▶ **Task prompt**: Collect each line of the records containing the string "text".

Records from a data collection
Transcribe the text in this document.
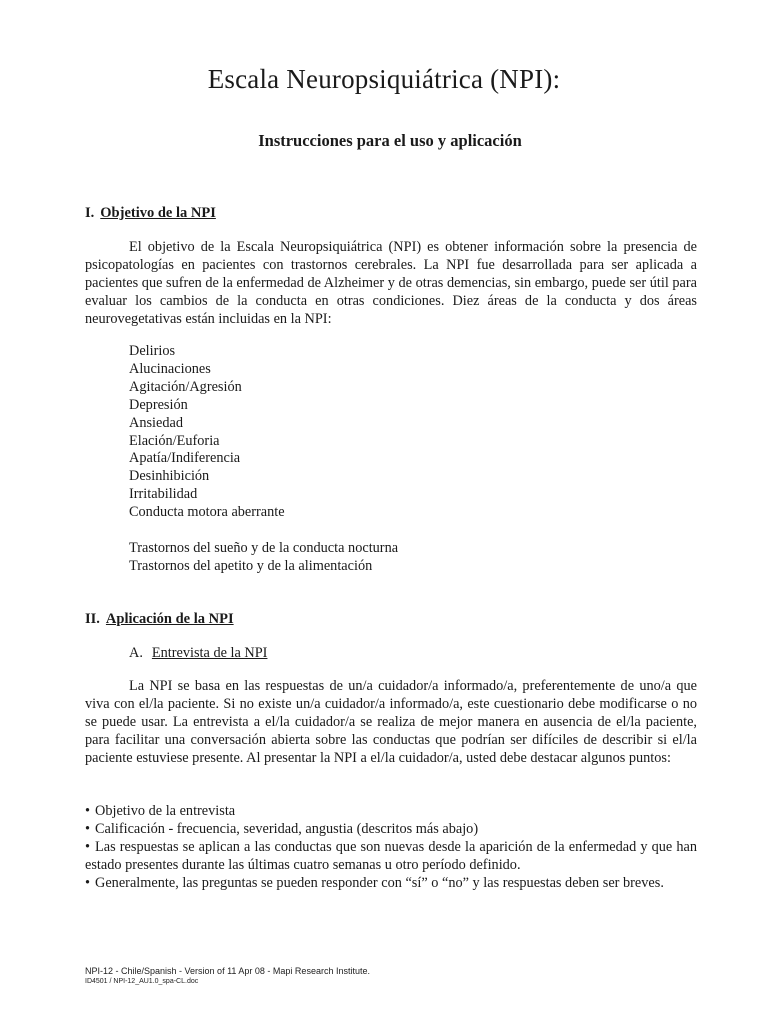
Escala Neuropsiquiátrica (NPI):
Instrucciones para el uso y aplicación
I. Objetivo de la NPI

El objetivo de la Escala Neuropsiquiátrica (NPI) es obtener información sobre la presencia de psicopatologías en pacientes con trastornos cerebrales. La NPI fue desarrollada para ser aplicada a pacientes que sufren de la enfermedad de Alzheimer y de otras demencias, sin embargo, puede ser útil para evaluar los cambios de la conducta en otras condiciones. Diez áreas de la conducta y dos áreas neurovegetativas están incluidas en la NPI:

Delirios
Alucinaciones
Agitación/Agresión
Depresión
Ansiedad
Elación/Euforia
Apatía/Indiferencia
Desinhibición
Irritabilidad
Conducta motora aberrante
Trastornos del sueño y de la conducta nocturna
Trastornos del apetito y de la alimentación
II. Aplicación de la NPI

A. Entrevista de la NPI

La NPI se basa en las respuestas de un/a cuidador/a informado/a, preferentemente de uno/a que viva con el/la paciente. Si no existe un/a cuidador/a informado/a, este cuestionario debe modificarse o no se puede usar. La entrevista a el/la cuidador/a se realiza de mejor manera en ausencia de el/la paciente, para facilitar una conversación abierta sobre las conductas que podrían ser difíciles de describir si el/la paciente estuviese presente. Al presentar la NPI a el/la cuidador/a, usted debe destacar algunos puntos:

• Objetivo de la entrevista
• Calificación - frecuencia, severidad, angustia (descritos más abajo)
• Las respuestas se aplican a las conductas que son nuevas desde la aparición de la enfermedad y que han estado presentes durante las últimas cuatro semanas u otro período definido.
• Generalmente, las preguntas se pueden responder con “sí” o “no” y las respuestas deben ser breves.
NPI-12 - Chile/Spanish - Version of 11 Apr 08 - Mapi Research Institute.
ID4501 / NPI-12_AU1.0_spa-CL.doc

* * *

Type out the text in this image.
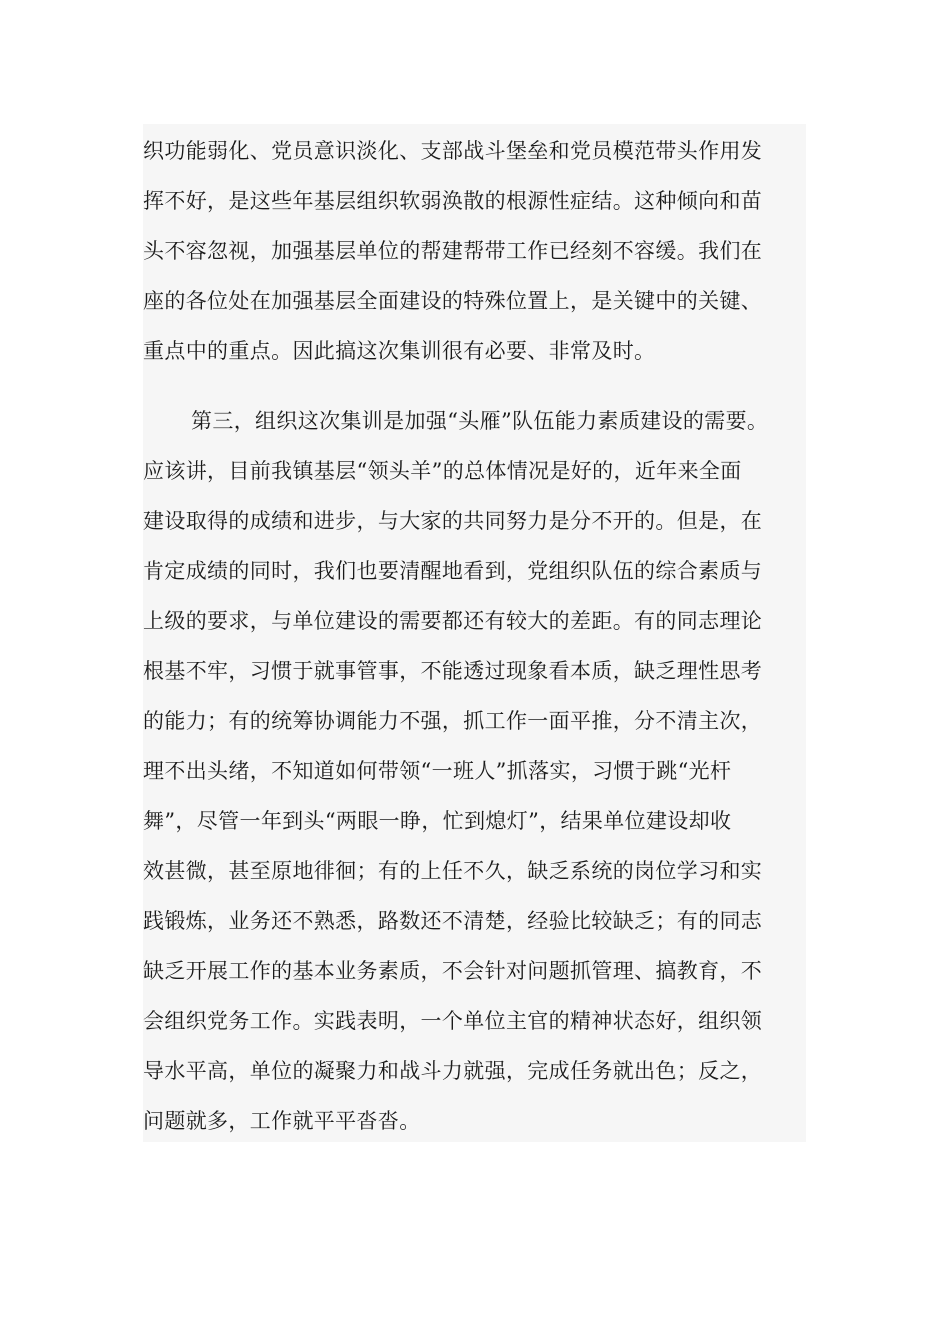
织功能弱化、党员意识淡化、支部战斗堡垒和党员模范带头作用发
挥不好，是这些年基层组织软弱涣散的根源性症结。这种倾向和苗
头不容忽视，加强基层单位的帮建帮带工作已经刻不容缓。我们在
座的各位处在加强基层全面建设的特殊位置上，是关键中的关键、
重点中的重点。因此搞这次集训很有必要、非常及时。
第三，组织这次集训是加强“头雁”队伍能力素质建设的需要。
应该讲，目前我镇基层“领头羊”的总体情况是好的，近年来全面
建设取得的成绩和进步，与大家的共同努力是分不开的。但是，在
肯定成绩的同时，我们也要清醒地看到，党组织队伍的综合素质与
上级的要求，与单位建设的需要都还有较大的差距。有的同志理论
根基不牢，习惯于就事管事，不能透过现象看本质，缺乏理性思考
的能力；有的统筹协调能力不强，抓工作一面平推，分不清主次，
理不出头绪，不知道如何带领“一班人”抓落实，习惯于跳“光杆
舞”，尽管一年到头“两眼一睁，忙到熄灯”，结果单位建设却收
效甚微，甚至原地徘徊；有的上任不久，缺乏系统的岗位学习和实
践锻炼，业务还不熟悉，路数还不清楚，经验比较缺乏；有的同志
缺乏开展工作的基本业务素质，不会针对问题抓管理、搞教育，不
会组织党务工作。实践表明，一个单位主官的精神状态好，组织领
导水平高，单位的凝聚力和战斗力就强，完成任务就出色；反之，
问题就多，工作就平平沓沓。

▶ **Correct response**:
Transcribe the text in this document.
Type out the text in this image.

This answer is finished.